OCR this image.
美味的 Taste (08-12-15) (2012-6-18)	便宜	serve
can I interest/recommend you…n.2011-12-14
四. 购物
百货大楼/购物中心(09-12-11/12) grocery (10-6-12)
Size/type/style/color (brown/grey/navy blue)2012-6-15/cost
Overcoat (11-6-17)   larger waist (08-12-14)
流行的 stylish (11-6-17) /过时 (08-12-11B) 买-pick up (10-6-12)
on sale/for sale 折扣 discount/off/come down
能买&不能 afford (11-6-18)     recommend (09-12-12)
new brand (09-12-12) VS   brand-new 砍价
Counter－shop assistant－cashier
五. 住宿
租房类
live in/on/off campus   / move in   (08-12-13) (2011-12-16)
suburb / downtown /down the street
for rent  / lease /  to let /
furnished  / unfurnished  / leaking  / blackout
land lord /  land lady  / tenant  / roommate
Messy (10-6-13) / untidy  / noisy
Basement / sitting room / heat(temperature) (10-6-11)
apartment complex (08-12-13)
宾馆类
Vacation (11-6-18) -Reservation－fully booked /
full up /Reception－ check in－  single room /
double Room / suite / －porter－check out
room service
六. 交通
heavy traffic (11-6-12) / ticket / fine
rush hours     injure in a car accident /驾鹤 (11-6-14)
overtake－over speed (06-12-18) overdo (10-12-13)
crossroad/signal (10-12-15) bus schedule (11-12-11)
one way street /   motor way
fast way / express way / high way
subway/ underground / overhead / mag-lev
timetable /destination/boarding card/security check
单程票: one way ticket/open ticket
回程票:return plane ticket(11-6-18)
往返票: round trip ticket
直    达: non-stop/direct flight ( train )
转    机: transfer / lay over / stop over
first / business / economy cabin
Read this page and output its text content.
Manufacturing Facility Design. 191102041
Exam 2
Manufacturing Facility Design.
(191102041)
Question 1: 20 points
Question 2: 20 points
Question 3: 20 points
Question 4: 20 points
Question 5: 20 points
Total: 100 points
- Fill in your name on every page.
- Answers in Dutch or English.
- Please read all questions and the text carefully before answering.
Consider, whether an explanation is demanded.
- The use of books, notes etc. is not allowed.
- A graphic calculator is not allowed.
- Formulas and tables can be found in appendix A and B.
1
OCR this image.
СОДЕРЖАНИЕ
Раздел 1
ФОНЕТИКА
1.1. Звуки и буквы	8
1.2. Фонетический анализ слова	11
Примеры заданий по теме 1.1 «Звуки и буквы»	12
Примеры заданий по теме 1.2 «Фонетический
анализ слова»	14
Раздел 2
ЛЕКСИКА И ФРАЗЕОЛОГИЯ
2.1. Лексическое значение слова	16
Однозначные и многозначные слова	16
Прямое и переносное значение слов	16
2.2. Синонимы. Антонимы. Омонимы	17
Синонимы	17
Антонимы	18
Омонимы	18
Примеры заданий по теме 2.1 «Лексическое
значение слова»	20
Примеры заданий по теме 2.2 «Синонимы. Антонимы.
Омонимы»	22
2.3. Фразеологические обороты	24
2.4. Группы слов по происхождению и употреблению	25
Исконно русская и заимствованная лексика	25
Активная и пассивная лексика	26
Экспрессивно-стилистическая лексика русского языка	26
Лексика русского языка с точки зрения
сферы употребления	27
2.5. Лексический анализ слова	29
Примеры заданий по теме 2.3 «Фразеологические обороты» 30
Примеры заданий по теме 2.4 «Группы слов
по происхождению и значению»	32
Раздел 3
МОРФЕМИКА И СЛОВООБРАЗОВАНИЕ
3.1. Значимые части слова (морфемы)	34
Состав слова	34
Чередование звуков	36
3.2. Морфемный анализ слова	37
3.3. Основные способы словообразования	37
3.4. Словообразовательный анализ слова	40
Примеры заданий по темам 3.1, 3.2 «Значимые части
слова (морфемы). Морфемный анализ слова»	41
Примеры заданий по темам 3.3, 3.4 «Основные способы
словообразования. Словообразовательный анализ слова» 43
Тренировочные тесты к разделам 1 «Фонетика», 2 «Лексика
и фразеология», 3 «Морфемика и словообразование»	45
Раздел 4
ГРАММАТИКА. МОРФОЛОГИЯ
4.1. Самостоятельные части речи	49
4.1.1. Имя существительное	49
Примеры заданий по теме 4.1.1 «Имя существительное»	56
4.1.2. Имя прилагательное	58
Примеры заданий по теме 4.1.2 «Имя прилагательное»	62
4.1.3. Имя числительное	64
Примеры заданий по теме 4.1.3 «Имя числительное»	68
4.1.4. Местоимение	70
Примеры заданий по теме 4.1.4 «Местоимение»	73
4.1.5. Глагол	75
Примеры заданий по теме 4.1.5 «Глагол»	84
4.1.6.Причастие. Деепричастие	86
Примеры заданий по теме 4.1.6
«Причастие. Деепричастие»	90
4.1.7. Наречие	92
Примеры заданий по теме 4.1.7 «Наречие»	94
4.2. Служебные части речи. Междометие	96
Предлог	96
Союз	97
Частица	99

WRITTEN PROBLEM:
Scan the records above, count the lines with "прилагательное" in them, and give only the number.

THE SOLUTION:
2